Would you write out the entries below, every one of them, exactly?

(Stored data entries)

_ _ _ _ _ _ _

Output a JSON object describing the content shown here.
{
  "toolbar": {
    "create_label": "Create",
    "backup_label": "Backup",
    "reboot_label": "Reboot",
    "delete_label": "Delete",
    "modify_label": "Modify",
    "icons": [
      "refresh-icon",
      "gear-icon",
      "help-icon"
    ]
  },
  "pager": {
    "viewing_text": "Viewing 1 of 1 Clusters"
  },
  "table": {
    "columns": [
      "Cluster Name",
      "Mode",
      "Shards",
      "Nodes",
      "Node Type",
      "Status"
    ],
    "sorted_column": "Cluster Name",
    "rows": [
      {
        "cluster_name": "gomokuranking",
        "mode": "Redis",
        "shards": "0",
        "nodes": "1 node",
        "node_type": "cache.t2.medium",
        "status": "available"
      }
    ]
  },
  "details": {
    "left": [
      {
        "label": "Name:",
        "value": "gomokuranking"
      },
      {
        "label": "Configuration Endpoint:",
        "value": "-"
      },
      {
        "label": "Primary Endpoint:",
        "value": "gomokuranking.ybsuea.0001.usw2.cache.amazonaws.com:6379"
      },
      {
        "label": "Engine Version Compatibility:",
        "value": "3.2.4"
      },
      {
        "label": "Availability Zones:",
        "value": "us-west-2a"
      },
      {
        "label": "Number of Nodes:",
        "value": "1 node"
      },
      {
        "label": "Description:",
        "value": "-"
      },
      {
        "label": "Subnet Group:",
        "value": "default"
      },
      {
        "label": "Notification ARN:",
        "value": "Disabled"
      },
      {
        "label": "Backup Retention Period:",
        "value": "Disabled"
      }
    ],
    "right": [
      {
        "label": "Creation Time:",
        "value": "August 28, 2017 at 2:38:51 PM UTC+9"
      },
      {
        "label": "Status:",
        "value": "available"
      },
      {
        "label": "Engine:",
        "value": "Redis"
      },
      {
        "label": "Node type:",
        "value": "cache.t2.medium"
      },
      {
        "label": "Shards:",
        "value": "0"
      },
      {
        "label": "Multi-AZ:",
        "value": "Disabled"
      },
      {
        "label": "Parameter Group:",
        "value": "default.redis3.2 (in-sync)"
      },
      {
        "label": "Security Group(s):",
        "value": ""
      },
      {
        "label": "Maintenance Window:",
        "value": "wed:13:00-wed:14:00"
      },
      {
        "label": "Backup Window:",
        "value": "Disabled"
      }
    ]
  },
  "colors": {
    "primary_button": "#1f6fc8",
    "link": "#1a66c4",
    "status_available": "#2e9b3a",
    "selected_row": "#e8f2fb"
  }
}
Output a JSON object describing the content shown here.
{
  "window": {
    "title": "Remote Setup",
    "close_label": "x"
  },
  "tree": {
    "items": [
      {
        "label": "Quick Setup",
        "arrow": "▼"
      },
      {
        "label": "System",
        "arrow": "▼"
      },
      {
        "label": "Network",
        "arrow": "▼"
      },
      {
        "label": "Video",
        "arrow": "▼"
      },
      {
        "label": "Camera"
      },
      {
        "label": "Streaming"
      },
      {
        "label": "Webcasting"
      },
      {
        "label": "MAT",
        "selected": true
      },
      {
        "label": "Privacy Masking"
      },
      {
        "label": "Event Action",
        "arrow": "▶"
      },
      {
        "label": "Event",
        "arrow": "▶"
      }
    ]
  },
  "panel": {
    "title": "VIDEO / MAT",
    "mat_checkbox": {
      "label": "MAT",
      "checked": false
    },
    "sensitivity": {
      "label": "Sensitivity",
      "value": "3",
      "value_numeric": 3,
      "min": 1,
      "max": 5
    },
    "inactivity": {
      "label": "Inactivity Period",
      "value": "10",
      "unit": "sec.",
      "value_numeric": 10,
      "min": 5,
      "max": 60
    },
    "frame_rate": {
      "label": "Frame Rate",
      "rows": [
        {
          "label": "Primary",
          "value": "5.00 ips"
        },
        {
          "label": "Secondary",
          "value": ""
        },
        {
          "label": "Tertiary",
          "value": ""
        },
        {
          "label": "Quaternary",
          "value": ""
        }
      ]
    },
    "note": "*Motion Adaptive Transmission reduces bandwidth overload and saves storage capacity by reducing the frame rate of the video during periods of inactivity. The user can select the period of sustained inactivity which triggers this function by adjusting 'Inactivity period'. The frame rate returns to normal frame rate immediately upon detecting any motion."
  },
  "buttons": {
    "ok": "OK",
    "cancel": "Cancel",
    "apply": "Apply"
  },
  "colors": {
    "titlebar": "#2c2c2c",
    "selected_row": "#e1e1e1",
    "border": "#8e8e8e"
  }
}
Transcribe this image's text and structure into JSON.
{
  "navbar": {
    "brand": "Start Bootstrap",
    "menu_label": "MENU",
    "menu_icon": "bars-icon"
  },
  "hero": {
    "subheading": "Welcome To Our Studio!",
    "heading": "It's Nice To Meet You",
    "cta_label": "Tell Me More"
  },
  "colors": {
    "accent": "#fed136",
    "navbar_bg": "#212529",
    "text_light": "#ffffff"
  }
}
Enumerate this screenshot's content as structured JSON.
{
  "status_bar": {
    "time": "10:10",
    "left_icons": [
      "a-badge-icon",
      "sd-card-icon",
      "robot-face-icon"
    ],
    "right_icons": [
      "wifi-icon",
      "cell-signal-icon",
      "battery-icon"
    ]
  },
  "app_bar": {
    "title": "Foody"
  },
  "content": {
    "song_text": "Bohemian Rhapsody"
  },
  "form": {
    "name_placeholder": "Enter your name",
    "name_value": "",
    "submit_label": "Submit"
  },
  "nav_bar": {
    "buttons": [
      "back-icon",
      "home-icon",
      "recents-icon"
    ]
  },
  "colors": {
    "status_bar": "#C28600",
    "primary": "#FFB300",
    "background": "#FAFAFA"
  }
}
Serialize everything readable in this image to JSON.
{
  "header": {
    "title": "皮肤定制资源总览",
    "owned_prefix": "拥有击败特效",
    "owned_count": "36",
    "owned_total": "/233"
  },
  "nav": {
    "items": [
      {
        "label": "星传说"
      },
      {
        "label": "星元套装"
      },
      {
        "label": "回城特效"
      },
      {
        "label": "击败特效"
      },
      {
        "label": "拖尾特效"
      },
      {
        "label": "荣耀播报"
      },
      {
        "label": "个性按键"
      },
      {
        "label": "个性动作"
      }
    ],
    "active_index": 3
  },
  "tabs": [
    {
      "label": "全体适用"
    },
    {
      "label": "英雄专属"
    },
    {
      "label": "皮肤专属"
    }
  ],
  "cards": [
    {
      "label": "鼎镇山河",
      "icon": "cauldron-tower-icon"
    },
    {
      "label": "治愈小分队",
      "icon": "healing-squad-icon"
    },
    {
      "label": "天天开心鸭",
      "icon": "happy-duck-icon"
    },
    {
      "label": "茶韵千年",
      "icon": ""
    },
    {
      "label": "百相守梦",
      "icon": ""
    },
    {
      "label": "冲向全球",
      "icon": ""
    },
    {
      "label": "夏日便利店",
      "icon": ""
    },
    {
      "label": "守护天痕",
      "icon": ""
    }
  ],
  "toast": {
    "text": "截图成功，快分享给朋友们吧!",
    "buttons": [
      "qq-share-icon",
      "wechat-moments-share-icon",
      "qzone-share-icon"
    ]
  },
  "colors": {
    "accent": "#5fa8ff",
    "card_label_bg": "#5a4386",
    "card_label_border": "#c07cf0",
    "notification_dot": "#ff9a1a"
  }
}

_ _ _ _ _ _ _

» RESPONSE TO THIS TASK:
Output a JSON object describing the content shown here.
{
  "toolbar": {
    "create_label": "Create",
    "backup_label": "Backup",
    "reboot_label": "Reboot",
    "delete_label": "Delete",
    "modify_label": "Modify",
    "icons": [
      "refresh-icon",
      "gear-icon",
      "help-icon"
    ]
  },
  "pager": {
    "viewing_text": "Viewing 1 of 1 Clusters"
  },
  "table": {
    "columns": [
      "Cluster Name",
      "Mode",
      "Shards",
      "Nodes",
      "Node Type",
      "Status"
    ],
    "sorted_column": "Cluster Name",
    "rows": [
      {
        "cluster_name": "gomokuranking",
        "mode": "Redis",
        "shards": "0",
        "nodes": "1 node",
        "node_type": "cache.t2.medium",
        "status": "available"
      }
    ]
  },
  "details": {
    "left": [
      {
        "label": "Name:",
        "value": "gomokuranking"
      },
      {
        "label": "Configuration Endpoint:",
        "value": "-"
      },
      {
        "label": "Primary Endpoint:",
        "value": "gomokuranking.ybsuea.0001.usw2.cache.amazonaws.com:6379"
      },
      {
        "label": "Engine Version Compatibility:",
        "value": "3.2.4"
      },
      {
        "label": "Availability Zones:",
        "value": "us-west-2a"
      },
      {
        "label": "Number of Nodes:",
        "value": "1 node"
      },
      {
        "label": "Description:",
        "value": "-"
      },
      {
        "label": "Subnet Group:",
        "value": "default"
      },
      {
        "label": "Notification ARN:",
        "value": "Disabled"
      },
      {
        "label": "Backup Retention Period:",
        "value": "Disabled"
      }
    ],
    "right": [
      {
        "label": "Creation Time:",
        "value": "August 28, 2017 at 2:38:51 PM UTC+9"
      },
      {
        "label": "Status:",
        "value": "available"
      },
      {
        "label": "Engine:",
        "value": "Redis"
      },
      {
        "label": "Node type:",
        "value": "cache.t2.medium"
      },
      {
        "label": "Shards:",
        "value": "0"
      },
      {
        "label": "Multi-AZ:",
        "value": "Disabled"
      },
      {
        "label": "Parameter Group:",
        "value": "default.redis3.2 (in-sync)"
      },
      {
        "label": "Security Group(s):",
        "value": ""
      },
      {
        "label": "Maintenance Window:",
        "value": "wed:13:00-wed:14:00"
      },
      {
        "label": "Backup Window:",
        "value": "Disabled"
      }
    ]
  },
  "colors": {
    "primary_button": "#1f6fc8",
    "link": "#1a66c4",
    "status_available": "#2e9b3a",
    "selected_row": "#e8f2fb"
  }
}
Output a JSON object describing the content shown here.
{
  "window": {
    "title": "Remote Setup",
    "close_label": "x"
  },
  "tree": {
    "items": [
      {
        "label": "Quick Setup",
        "arrow": "▼"
      },
      {
        "label": "System",
        "arrow": "▼"
      },
      {
        "label": "Network",
        "arrow": "▼"
      },
      {
        "label": "Video",
        "arrow": "▼"
      },
      {
        "label": "Camera"
      },
      {
        "label": "Streaming"
      },
      {
        "label": "Webcasting"
      },
      {
        "label": "MAT",
        "selected": true
      },
      {
        "label": "Privacy Masking"
      },
      {
        "label": "Event Action",
        "arrow": "▶"
      },
      {
        "label": "Event",
        "arrow": "▶"
      }
    ]
  },
  "panel": {
    "title": "VIDEO / MAT",
    "mat_checkbox": {
      "label": "MAT",
      "checked": false
    },
    "sensitivity": {
      "label": "Sensitivity",
      "value": "3",
      "value_numeric": 3,
      "min": 1,
      "max": 5
    },
    "inactivity": {
      "label": "Inactivity Period",
      "value": "10",
      "unit": "sec.",
      "value_numeric": 10,
      "min": 5,
      "max": 60
    },
    "frame_rate": {
      "label": "Frame Rate",
      "rows": [
        {
          "label": "Primary",
          "value": "5.00 ips"
        },
        {
          "label": "Secondary",
          "value": ""
        },
        {
          "label": "Tertiary",
          "value": ""
        },
        {
          "label": "Quaternary",
          "value": ""
        }
      ]
    },
    "note": "*Motion Adaptive Transmission reduces bandwidth overload and saves storage capacity by reducing the frame rate of the video during periods of inactivity. The user can select the period of sustained inactivity which triggers this function by adjusting 'Inactivity period'. The frame rate returns to normal frame rate immediately upon detecting any motion."
  },
  "buttons": {
    "ok": "OK",
    "cancel": "Cancel",
    "apply": "Apply"
  },
  "colors": {
    "titlebar": "#2c2c2c",
    "selected_row": "#e1e1e1",
    "border": "#8e8e8e"
  }
}
Transcribe this image's text and structure into JSON.
{
  "navbar": {
    "brand": "Start Bootstrap",
    "menu_label": "MENU",
    "menu_icon": "bars-icon"
  },
  "hero": {
    "subheading": "Welcome To Our Studio!",
    "heading": "It's Nice To Meet You",
    "cta_label": "Tell Me More"
  },
  "colors": {
    "accent": "#fed136",
    "navbar_bg": "#212529",
    "text_light": "#ffffff"
  }
}
Enumerate this screenshot's content as structured JSON.
{
  "status_bar": {
    "time": "10:10",
    "left_icons": [
      "a-badge-icon",
      "sd-card-icon",
      "robot-face-icon"
    ],
    "right_icons": [
      "wifi-icon",
      "cell-signal-icon",
      "battery-icon"
    ]
  },
  "app_bar": {
    "title": "Foody"
  },
  "content": {
    "song_text": "Bohemian Rhapsody"
  },
  "form": {
    "name_placeholder": "Enter your name",
    "name_value": "",
    "submit_label": "Submit"
  },
  "nav_bar": {
    "buttons": [
      "back-icon",
      "home-icon",
      "recents-icon"
    ]
  },
  "colors": {
    "status_bar": "#C28600",
    "primary": "#FFB300",
    "background": "#FAFAFA"
  }
}
Serialize everything readable in this image to JSON.
{
  "header": {
    "title": "皮肤定制资源总览",
    "owned_prefix": "拥有击败特效",
    "owned_count": "36",
    "owned_total": "/233"
  },
  "nav": {
    "items": [
      {
        "label": "星传说"
      },
      {
        "label": "星元套装"
      },
      {
        "label": "回城特效"
      },
      {
        "label": "击败特效"
      },
      {
        "label": "拖尾特效"
      },
      {
        "label": "荣耀播报"
      },
      {
        "label": "个性按键"
      },
      {
        "label": "个性动作"
      }
    ],
    "active_index": 3
  },
  "tabs": [
    {
      "label": "全体适用"
    },
    {
      "label": "英雄专属"
    },
    {
      "label": "皮肤专属"
    }
  ],
  "cards": [
    {
      "label": "鼎镇山河",
      "icon": "cauldron-tower-icon"
    },
    {
      "label": "治愈小分队",
      "icon": "healing-squad-icon"
    },
    {
      "label": "天天开心鸭",
      "icon": "happy-duck-icon"
    },
    {
      "label": "茶韵千年",
      "icon": ""
    },
    {
      "label": "百相守梦",
      "icon": ""
    },
    {
      "label": "冲向全球",
      "icon": ""
    },
    {
      "label": "夏日便利店",
      "icon": ""
    },
    {
      "label": "守护天痕",
      "icon": ""
    }
  ],
  "toast": {
    "text": "截图成功，快分享给朋友们吧!",
    "buttons": [
      "qq-share-icon",
      "wechat-moments-share-icon",
      "qzone-share-icon"
    ]
  },
  "colors": {
    "accent": "#5fa8ff",
    "card_label_bg": "#5a4386",
    "card_label_border": "#c07cf0",
    "notification_dot": "#ff9a1a"
  }
}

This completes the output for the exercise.